[Stored items]
_ _ _ _

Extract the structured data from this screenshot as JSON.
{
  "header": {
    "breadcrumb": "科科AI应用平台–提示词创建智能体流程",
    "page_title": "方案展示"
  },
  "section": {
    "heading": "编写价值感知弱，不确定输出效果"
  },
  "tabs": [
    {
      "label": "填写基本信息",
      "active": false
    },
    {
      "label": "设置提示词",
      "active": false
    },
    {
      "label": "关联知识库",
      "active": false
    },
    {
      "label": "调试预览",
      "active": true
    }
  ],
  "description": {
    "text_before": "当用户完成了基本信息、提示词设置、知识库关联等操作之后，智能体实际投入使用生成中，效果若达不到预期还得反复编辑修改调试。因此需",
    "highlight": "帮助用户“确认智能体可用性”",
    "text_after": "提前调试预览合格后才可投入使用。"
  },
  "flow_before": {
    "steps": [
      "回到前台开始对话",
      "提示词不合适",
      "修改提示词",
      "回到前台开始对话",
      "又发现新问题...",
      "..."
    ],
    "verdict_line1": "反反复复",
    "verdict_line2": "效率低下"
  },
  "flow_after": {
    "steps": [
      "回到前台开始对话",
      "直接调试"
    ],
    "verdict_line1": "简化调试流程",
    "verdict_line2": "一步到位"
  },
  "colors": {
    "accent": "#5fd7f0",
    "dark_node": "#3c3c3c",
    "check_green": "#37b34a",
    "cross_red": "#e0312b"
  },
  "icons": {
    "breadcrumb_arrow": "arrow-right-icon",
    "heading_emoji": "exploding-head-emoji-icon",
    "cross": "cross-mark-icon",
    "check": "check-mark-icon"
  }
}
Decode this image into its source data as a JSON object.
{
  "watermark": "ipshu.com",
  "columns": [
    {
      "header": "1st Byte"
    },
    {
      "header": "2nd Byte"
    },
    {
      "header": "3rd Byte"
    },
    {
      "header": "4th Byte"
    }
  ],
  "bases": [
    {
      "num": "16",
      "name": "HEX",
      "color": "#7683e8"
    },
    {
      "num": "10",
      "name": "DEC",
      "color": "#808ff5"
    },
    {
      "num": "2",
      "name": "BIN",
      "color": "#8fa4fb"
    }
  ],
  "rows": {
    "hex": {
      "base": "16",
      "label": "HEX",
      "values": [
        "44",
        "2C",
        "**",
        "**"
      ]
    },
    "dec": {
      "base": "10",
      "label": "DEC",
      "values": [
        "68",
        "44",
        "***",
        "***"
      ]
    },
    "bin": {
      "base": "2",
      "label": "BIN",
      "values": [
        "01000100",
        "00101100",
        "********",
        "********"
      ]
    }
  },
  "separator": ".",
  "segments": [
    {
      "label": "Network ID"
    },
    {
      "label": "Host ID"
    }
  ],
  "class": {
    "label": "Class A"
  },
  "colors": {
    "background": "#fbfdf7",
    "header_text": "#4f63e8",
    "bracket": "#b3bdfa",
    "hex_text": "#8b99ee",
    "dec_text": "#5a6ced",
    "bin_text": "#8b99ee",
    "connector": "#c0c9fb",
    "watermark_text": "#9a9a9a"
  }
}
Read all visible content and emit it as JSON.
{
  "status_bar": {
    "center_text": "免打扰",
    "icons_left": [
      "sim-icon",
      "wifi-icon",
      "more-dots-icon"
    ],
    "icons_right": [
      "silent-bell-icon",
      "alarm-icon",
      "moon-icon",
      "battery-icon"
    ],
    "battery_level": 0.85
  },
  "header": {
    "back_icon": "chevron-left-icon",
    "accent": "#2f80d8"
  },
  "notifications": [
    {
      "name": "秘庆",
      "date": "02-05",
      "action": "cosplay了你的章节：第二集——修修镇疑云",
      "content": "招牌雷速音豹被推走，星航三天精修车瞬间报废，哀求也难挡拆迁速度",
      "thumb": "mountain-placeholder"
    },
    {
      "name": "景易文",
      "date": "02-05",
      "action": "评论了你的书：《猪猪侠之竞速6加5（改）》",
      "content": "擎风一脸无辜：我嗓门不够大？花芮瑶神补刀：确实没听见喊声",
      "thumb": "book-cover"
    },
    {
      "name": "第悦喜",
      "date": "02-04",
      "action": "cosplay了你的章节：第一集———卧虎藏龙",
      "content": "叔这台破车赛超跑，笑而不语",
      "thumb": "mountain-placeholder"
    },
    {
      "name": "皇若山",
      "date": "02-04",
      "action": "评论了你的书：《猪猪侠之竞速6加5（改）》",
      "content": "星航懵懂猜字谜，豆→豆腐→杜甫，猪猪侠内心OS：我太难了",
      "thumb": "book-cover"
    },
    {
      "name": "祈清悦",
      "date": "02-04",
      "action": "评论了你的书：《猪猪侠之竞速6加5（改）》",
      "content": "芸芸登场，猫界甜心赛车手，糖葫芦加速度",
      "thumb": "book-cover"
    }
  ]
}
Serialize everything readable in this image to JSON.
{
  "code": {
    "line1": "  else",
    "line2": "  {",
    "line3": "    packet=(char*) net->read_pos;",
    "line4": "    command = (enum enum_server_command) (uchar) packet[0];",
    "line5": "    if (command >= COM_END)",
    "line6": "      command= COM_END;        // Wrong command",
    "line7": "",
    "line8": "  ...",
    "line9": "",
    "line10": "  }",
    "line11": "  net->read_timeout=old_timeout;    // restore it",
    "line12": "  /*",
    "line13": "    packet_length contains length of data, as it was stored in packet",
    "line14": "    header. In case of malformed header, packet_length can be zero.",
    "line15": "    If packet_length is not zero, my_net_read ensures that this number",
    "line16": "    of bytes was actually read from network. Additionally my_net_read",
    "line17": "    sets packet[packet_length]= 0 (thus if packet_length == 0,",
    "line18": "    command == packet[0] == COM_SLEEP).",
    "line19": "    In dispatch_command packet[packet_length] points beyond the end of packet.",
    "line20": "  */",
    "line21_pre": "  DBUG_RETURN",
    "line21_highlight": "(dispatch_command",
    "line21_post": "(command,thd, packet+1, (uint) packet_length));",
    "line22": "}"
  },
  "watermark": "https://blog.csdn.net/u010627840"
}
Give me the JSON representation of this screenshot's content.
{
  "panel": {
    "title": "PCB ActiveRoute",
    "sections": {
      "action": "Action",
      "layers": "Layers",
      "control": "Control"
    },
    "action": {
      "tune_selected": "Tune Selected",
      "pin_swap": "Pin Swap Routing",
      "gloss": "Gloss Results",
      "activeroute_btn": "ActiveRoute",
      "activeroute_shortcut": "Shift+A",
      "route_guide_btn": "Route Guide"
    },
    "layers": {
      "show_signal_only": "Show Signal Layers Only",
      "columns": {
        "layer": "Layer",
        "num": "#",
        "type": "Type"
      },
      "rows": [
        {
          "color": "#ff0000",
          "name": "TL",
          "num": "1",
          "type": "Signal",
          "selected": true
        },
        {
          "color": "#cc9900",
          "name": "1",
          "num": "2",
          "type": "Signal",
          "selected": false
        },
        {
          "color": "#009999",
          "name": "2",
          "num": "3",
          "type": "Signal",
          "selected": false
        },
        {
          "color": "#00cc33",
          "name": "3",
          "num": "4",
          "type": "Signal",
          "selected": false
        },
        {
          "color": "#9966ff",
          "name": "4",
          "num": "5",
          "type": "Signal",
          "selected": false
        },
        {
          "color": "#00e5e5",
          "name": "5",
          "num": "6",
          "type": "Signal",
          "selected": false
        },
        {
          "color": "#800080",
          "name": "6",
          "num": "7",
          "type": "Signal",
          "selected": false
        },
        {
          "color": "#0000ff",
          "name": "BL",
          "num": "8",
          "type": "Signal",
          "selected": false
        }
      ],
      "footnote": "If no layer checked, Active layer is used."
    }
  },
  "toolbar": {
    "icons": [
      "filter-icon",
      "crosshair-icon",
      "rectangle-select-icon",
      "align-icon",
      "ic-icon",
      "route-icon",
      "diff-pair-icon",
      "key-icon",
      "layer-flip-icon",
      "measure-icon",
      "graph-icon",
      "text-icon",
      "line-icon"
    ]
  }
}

_ _ _ _

▶ **YOUR INSTRUCTIONS**: Lines from the records above that hold "image" are the ones to list.

▶ **EXERCISE ANSWER**:
Decode this image into its source data as a JSON object.
Serialize everything readable in this image to JSON.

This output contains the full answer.